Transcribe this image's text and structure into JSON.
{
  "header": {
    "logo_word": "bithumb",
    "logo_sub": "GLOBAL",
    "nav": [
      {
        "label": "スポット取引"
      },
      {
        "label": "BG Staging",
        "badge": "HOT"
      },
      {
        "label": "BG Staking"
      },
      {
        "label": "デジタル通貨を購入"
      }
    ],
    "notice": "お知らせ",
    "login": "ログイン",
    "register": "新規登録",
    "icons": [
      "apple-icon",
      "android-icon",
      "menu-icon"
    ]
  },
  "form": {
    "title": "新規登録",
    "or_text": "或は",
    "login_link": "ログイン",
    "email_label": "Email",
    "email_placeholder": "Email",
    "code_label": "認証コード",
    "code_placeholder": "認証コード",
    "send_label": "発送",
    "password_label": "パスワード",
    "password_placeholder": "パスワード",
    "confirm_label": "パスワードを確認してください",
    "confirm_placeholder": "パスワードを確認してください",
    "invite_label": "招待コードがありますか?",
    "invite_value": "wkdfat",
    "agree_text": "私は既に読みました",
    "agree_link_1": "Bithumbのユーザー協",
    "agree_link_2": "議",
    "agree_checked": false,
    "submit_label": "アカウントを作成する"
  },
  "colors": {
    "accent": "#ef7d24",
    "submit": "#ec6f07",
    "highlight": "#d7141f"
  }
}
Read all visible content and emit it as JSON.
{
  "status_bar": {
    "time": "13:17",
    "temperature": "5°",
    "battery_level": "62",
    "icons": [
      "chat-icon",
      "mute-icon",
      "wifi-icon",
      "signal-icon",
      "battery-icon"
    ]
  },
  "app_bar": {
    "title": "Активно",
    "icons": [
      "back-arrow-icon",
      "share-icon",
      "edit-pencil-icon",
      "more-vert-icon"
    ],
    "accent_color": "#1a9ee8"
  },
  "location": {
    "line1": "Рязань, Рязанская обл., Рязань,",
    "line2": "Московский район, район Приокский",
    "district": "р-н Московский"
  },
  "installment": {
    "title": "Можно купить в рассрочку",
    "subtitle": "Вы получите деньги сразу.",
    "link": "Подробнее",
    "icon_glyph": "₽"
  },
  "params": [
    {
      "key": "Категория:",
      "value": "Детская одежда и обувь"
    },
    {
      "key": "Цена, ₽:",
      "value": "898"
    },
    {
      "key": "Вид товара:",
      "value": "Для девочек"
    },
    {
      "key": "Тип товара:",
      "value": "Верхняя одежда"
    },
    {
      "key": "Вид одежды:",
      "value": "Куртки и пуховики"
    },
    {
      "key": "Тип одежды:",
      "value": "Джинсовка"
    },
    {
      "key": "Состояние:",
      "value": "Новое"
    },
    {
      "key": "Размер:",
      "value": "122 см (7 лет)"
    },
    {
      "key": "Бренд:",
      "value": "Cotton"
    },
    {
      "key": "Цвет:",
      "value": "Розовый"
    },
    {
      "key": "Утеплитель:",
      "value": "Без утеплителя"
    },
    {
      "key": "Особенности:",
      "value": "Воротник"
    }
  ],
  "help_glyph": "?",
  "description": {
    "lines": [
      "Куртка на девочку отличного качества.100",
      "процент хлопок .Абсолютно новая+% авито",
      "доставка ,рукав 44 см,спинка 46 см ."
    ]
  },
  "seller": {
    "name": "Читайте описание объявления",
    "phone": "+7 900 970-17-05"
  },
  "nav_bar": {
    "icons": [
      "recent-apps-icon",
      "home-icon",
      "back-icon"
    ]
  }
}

##############################

-- The task --
All of the data needs to be printed once more, exactly.

-- Answer for the task --
Transcribe this image's text and structure into JSON.
{
  "header": {
    "logo_word": "bithumb",
    "logo_sub": "GLOBAL",
    "nav": [
      {
        "label": "スポット取引"
      },
      {
        "label": "BG Staging",
        "badge": "HOT"
      },
      {
        "label": "BG Staking"
      },
      {
        "label": "デジタル通貨を購入"
      }
    ],
    "notice": "お知らせ",
    "login": "ログイン",
    "register": "新規登録",
    "icons": [
      "apple-icon",
      "android-icon",
      "menu-icon"
    ]
  },
  "form": {
    "title": "新規登録",
    "or_text": "或は",
    "login_link": "ログイン",
    "email_label": "Email",
    "email_placeholder": "Email",
    "code_label": "認証コード",
    "code_placeholder": "認証コード",
    "send_label": "発送",
    "password_label": "パスワード",
    "password_placeholder": "パスワード",
    "confirm_label": "パスワードを確認してください",
    "confirm_placeholder": "パスワードを確認してください",
    "invite_label": "招待コードがありますか?",
    "invite_value": "wkdfat",
    "agree_text": "私は既に読みました",
    "agree_link_1": "Bithumbのユーザー協",
    "agree_link_2": "議",
    "agree_checked": false,
    "submit_label": "アカウントを作成する"
  },
  "colors": {
    "accent": "#ef7d24",
    "submit": "#ec6f07",
    "highlight": "#d7141f"
  }
}
Read all visible content and emit it as JSON.
{
  "status_bar": {
    "time": "13:17",
    "temperature": "5°",
    "battery_level": "62",
    "icons": [
      "chat-icon",
      "mute-icon",
      "wifi-icon",
      "signal-icon",
      "battery-icon"
    ]
  },
  "app_bar": {
    "title": "Активно",
    "icons": [
      "back-arrow-icon",
      "share-icon",
      "edit-pencil-icon",
      "more-vert-icon"
    ],
    "accent_color": "#1a9ee8"
  },
  "location": {
    "line1": "Рязань, Рязанская обл., Рязань,",
    "line2": "Московский район, район Приокский",
    "district": "р-н Московский"
  },
  "installment": {
    "title": "Можно купить в рассрочку",
    "subtitle": "Вы получите деньги сразу.",
    "link": "Подробнее",
    "icon_glyph": "₽"
  },
  "params": [
    {
      "key": "Категория:",
      "value": "Детская одежда и обувь"
    },
    {
      "key": "Цена, ₽:",
      "value": "898"
    },
    {
      "key": "Вид товара:",
      "value": "Для девочек"
    },
    {
      "key": "Тип товара:",
      "value": "Верхняя одежда"
    },
    {
      "key": "Вид одежды:",
      "value": "Куртки и пуховики"
    },
    {
      "key": "Тип одежды:",
      "value": "Джинсовка"
    },
    {
      "key": "Состояние:",
      "value": "Новое"
    },
    {
      "key": "Размер:",
      "value": "122 см (7 лет)"
    },
    {
      "key": "Бренд:",
      "value": "Cotton"
    },
    {
      "key": "Цвет:",
      "value": "Розовый"
    },
    {
      "key": "Утеплитель:",
      "value": "Без утеплителя"
    },
    {
      "key": "Особенности:",
      "value": "Воротник"
    }
  ],
  "help_glyph": "?",
  "description": {
    "lines": [
      "Куртка на девочку отличного качества.100",
      "процент хлопок .Абсолютно новая+% авито",
      "доставка ,рукав 44 см,спинка 46 см ."
    ]
  },
  "seller": {
    "name": "Читайте описание объявления",
    "phone": "+7 900 970-17-05"
  },
  "nav_bar": {
    "icons": [
      "recent-apps-icon",
      "home-icon",
      "back-icon"
    ]
  }
}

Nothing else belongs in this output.